## About this task
Return every line from the listing where the word "tick" occurs.

## Dataset excerpts

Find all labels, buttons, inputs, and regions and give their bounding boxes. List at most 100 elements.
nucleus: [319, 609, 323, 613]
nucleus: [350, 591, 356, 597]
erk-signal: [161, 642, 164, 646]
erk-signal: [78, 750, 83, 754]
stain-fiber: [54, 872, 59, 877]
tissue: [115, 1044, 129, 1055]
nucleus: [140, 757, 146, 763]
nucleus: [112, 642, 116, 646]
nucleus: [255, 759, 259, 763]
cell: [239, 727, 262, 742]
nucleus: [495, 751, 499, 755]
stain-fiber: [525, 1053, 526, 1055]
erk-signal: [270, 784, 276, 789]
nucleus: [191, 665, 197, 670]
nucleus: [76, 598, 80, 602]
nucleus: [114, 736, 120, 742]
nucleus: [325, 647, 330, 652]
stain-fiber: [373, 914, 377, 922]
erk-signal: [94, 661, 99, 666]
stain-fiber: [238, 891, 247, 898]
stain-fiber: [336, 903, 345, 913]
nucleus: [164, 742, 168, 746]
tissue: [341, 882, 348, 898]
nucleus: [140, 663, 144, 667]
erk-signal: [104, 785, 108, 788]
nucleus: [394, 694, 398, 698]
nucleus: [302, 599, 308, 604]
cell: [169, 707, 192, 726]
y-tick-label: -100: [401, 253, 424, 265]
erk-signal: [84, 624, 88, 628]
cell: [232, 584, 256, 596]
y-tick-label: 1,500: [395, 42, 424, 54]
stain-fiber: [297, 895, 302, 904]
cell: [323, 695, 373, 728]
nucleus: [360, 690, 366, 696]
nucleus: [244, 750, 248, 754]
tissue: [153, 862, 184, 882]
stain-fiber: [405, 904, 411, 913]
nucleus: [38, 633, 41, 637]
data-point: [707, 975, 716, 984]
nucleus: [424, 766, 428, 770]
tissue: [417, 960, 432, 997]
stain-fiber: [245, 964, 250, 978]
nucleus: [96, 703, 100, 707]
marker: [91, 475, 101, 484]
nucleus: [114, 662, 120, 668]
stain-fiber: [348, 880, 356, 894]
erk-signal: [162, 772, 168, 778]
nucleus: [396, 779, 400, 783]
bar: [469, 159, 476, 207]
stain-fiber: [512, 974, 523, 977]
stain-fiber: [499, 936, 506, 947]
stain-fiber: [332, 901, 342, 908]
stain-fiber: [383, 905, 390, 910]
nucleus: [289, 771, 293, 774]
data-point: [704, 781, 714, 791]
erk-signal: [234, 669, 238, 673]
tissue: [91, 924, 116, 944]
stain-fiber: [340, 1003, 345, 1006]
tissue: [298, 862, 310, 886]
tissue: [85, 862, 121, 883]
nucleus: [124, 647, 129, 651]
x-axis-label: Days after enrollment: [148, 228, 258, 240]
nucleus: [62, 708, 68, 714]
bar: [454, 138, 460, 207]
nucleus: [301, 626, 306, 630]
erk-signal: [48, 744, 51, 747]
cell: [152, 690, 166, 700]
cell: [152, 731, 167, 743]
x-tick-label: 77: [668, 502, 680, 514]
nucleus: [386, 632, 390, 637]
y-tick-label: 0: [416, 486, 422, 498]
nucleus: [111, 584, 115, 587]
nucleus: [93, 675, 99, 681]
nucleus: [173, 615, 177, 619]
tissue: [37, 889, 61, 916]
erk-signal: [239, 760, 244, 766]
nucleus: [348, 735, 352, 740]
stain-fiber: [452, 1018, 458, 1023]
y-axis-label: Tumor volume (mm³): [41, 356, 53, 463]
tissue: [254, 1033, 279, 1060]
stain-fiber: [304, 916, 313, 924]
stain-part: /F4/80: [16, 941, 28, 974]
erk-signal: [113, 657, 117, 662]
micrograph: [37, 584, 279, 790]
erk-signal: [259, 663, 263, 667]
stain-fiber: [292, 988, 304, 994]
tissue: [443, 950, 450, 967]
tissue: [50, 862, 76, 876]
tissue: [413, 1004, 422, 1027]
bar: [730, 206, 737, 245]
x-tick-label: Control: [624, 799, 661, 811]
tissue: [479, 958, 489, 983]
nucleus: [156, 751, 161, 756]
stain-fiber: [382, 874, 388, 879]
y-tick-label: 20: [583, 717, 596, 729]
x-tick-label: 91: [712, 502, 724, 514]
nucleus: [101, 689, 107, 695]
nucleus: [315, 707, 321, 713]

## Exercise result
y-tick-label: -100: [401, 253, 424, 265]
y-tick-label: 1,500: [395, 42, 424, 54]
x-tick-label: 77: [668, 502, 680, 514]
y-tick-label: 0: [416, 486, 422, 498]
x-tick-label: Control: [624, 799, 661, 811]
y-tick-label: 20: [583, 717, 596, 729]
x-tick-label: 91: [712, 502, 724, 514]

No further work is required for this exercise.